_What you have to do_: Wherever the word "important" shows up in a line, please copy that line.

[START OF Input records]

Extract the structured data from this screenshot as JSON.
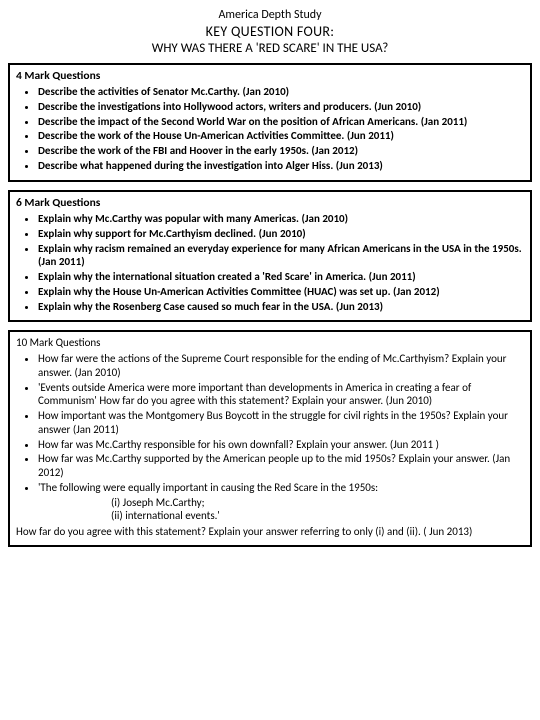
{
  "header": {
    "pretitle": "America Depth Study",
    "title": "KEY QUESTION FOUR:",
    "subtitle": "WHY WAS THERE A 'RED SCARE' IN THE USA?"
  },
  "box4": {
    "heading": "4 Mark Questions",
    "items": [
      "Describe the activities of Senator Mc.Carthy. (Jan 2010)",
      "Describe the investigations into Hollywood actors, writers and producers. (Jun 2010)",
      "Describe the impact of the Second World War on the position of African Americans. (Jan 2011)",
      "Describe the work of the House Un-American Activities Committee. (Jun 2011)",
      "Describe the work of the FBI and Hoover in the early 1950s. (Jan 2012)",
      "Describe what happened during the investigation into Alger Hiss. (Jun 2013)"
    ]
  },
  "box6": {
    "heading": "6 Mark Questions",
    "items": [
      "Explain why Mc.Carthy was popular with many Americas. (Jan 2010)",
      "Explain why support for Mc.Carthyism declined. (Jun 2010)",
      "Explain why racism remained an everyday experience for many African Americans in the USA in the 1950s. (Jan 2011)",
      "Explain why the international situation created a 'Red Scare' in America. (Jun 2011)",
      "Explain why the House Un-American Activities Committee (HUAC) was set up. (Jan 2012)",
      "Explain why the Rosenberg Case caused so much fear in the USA. (Jun 2013)"
    ]
  },
  "box10": {
    "heading": "10 Mark Questions",
    "items": [
      "How far were the actions of the Supreme Court responsible for the ending of Mc.Carthyism? Explain your answer. (Jan 2010)",
      "'Events outside America were more important than developments in America in creating a fear of Communism' How far do you agree with this statement? Explain your answer. (Jun 2010)",
      "How important was the Montgomery Bus Boycott in the struggle for civil rights in the 1950s? Explain your answer (Jan 2011)",
      "How far was Mc.Carthy responsible for his own downfall? Explain your answer. (Jun 2011 )",
      "How far was Mc.Carthy supported by the American people up to the mid 1950s? Explain your answer. (Jan 2012)",
      "'The following were equally important in causing the Red Scare in the 1950s:"
    ],
    "sub1": "(i) Joseph Mc.Carthy;",
    "sub2": "(ii) international events.'",
    "final": "How far do you agree with this statement? Explain your answer referring to only (i) and (ii). ( Jun 2013)"
  }
}
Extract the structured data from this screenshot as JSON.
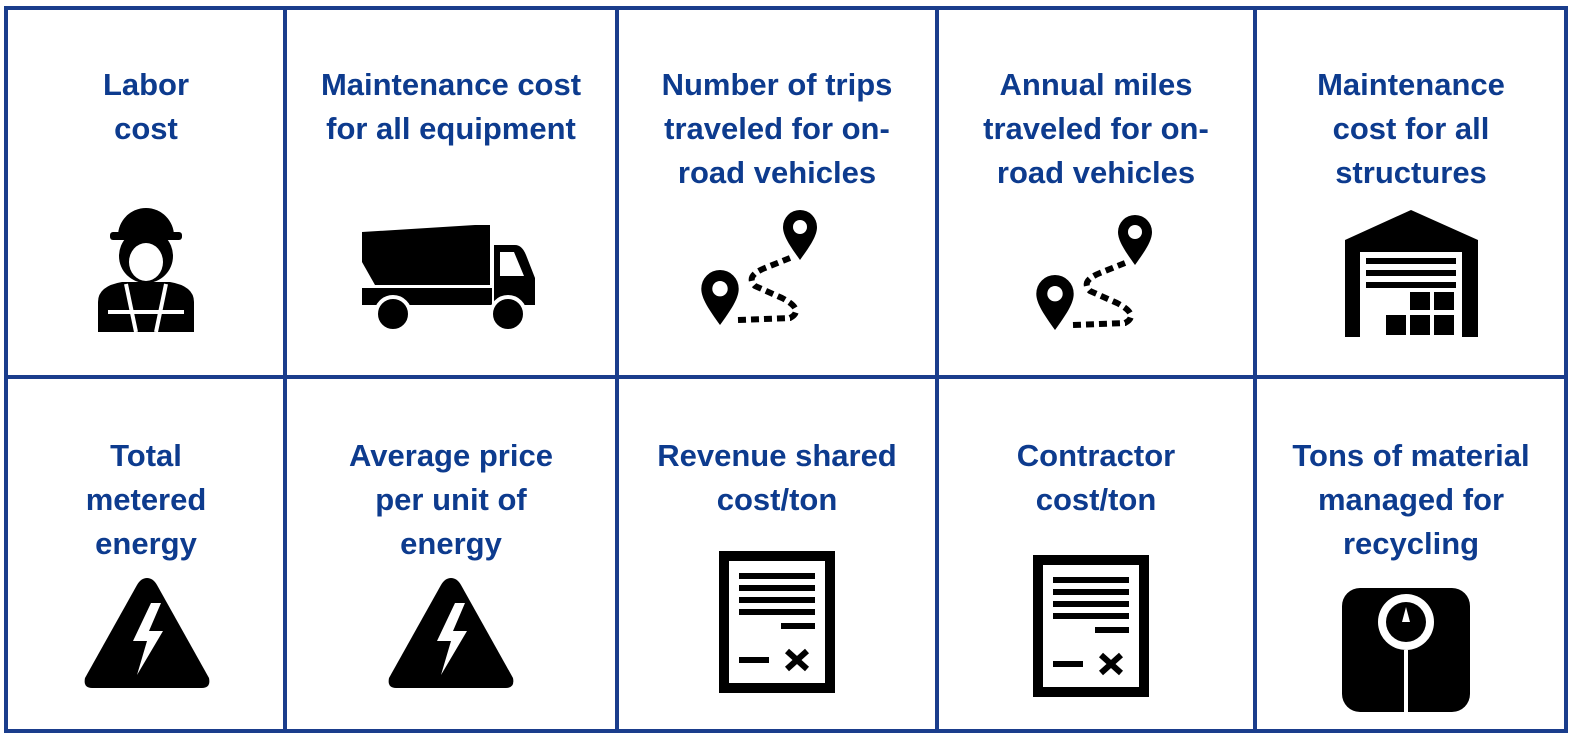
{
  "cells": [
    {
      "lines": [
        "Labor",
        "cost"
      ]
    },
    {
      "lines": [
        "Maintenance cost",
        "for all equipment"
      ]
    },
    {
      "lines": [
        "Number of trips",
        "traveled for on-",
        "road vehicles"
      ]
    },
    {
      "lines": [
        "Annual miles",
        "traveled for on-",
        "road vehicles"
      ]
    },
    {
      "lines": [
        "Maintenance",
        "cost for all",
        "structures"
      ]
    },
    {
      "lines": [
        "Total",
        "metered",
        "energy"
      ]
    },
    {
      "lines": [
        "Average price",
        "per unit of",
        "energy"
      ]
    },
    {
      "lines": [
        "Revenue shared",
        "cost/ton"
      ]
    },
    {
      "lines": [
        "Contractor",
        "cost/ton"
      ]
    },
    {
      "lines": [
        "Tons of material",
        "managed for",
        "recycling"
      ]
    }
  ]
}
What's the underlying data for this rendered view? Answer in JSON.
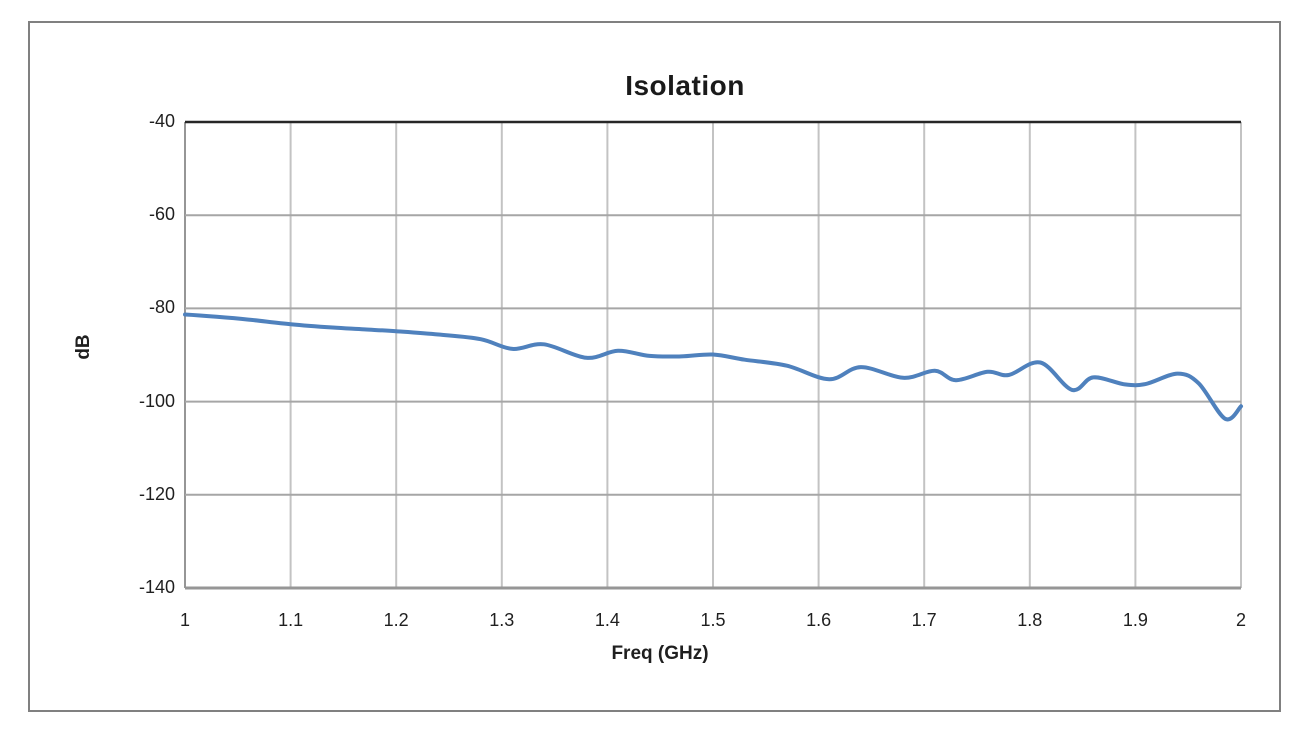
{
  "window": {
    "background": "#FFFFFF",
    "frame_color": "#808080"
  },
  "chart_data": {
    "type": "line",
    "title": "Isolation",
    "xlabel": "Freq (GHz)",
    "ylabel": "dB",
    "xlim": [
      1,
      2
    ],
    "ylim": [
      -140,
      -40
    ],
    "x_ticks": [
      "1",
      "1.1",
      "1.2",
      "1.3",
      "1.4",
      "1.5",
      "1.6",
      "1.7",
      "1.8",
      "1.9",
      "2"
    ],
    "y_ticks": [
      "-40",
      "-60",
      "-80",
      "-100",
      "-120",
      "-140"
    ],
    "grid": true,
    "legend": "none",
    "smooth": true,
    "colors": {
      "line": "#4F81BD",
      "grid_vertical": "#C3C3C3",
      "grid_horizontal": "#A6A6A6",
      "axis_top": "#262626",
      "axis_side": "#969696",
      "text": "#1F1F1F"
    },
    "series": [
      {
        "name": "Isolation",
        "x": [
          1.0,
          1.03,
          1.06,
          1.1,
          1.14,
          1.17,
          1.2,
          1.24,
          1.28,
          1.31,
          1.34,
          1.38,
          1.41,
          1.44,
          1.47,
          1.5,
          1.53,
          1.57,
          1.61,
          1.64,
          1.68,
          1.71,
          1.73,
          1.76,
          1.78,
          1.81,
          1.84,
          1.86,
          1.89,
          1.91,
          1.94,
          1.96,
          1.985,
          2.0
        ],
        "y": [
          -81.3,
          -81.8,
          -82.4,
          -83.4,
          -84.1,
          -84.5,
          -84.9,
          -85.6,
          -86.6,
          -88.7,
          -87.7,
          -90.6,
          -89.1,
          -90.2,
          -90.3,
          -89.9,
          -91.0,
          -92.3,
          -95.2,
          -92.6,
          -94.9,
          -93.4,
          -95.4,
          -93.6,
          -94.3,
          -91.6,
          -97.5,
          -94.8,
          -96.3,
          -96.2,
          -94.0,
          -96.1,
          -103.7,
          -101.0
        ]
      }
    ]
  }
}
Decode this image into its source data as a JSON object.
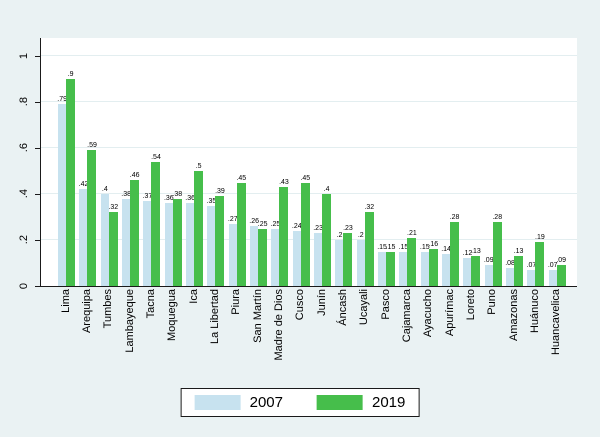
{
  "figure": {
    "background": "#eaf2f3"
  },
  "legend": {
    "items": [
      {
        "label": "2007",
        "color": "#c7e2ef"
      },
      {
        "label": "2019",
        "color": "#46be4b"
      }
    ]
  },
  "chart_data": {
    "type": "bar",
    "title": "",
    "xlabel": "",
    "ylabel": "",
    "categories": [
      "Lima",
      "Arequipa",
      "Tumbes",
      "Lambayeque",
      "Tacna",
      "Moquegua",
      "Ica",
      "La Libertad",
      "Piura",
      "San Martín",
      "Madre de Dios",
      "Cusco",
      "Junín",
      "Áncash",
      "Ucayali",
      "Pasco",
      "Cajamarca",
      "Ayacucho",
      "Apurímac",
      "Loreto",
      "Puno",
      "Amazonas",
      "Huánuco",
      "Huancavelica"
    ],
    "series": [
      {
        "name": "2007",
        "color": "#c7e2ef",
        "values": [
          0.79,
          0.42,
          0.4,
          0.38,
          0.37,
          0.36,
          0.36,
          0.35,
          0.27,
          0.26,
          0.25,
          0.24,
          0.23,
          0.2,
          0.2,
          0.15,
          0.15,
          0.15,
          0.14,
          0.12,
          0.09,
          0.08,
          0.07,
          0.07
        ],
        "labels": [
          ".79",
          ".42",
          ".4",
          ".38",
          ".37",
          ".36",
          ".36",
          ".35",
          ".27",
          ".26",
          ".25",
          ".24",
          ".23",
          ".2",
          ".2",
          ".15",
          ".15",
          ".15",
          ".14",
          ".12",
          ".09",
          ".08",
          ".07",
          ".07"
        ]
      },
      {
        "name": "2019",
        "color": "#46be4b",
        "values": [
          0.9,
          0.59,
          0.32,
          0.46,
          0.54,
          0.38,
          0.5,
          0.39,
          0.45,
          0.25,
          0.43,
          0.45,
          0.4,
          0.23,
          0.32,
          0.15,
          0.21,
          0.16,
          0.28,
          0.13,
          0.28,
          0.13,
          0.19,
          0.09
        ],
        "labels": [
          ".9",
          ".59",
          ".32",
          ".46",
          ".54",
          ".38",
          ".5",
          ".39",
          ".45",
          ".25",
          ".43",
          ".45",
          ".4",
          ".23",
          ".32",
          ".15",
          ".21",
          ".16",
          ".28",
          ".13",
          ".28",
          ".13",
          ".19",
          ".09"
        ]
      }
    ],
    "ylim": [
      0,
      1
    ],
    "yticks": [
      {
        "label": "0",
        "value": 0.0
      },
      {
        "label": ".2",
        "value": 0.2
      },
      {
        "label": ".4",
        "value": 0.4
      },
      {
        "label": ".6",
        "value": 0.6
      },
      {
        "label": ".8",
        "value": 0.8
      },
      {
        "label": "1",
        "value": 1.0
      }
    ],
    "grid": true,
    "bar_value_labels": true,
    "legend_position": "bottom",
    "tick_label_rotation": 90
  }
}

[END OF Input records]

_Solution to this problem_:
      "'Events outside America were more important than developments in America in creating a fear of Communism' How far do you agree with this statement? Explain your answer. (Jun 2010)",
      "How important was the Montgomery Bus Boycott in the struggle for civil rights in the 1950s? Explain your answer (Jan 2011)",
      "'The following were equally important in causing the Red Scare in the 1950s:"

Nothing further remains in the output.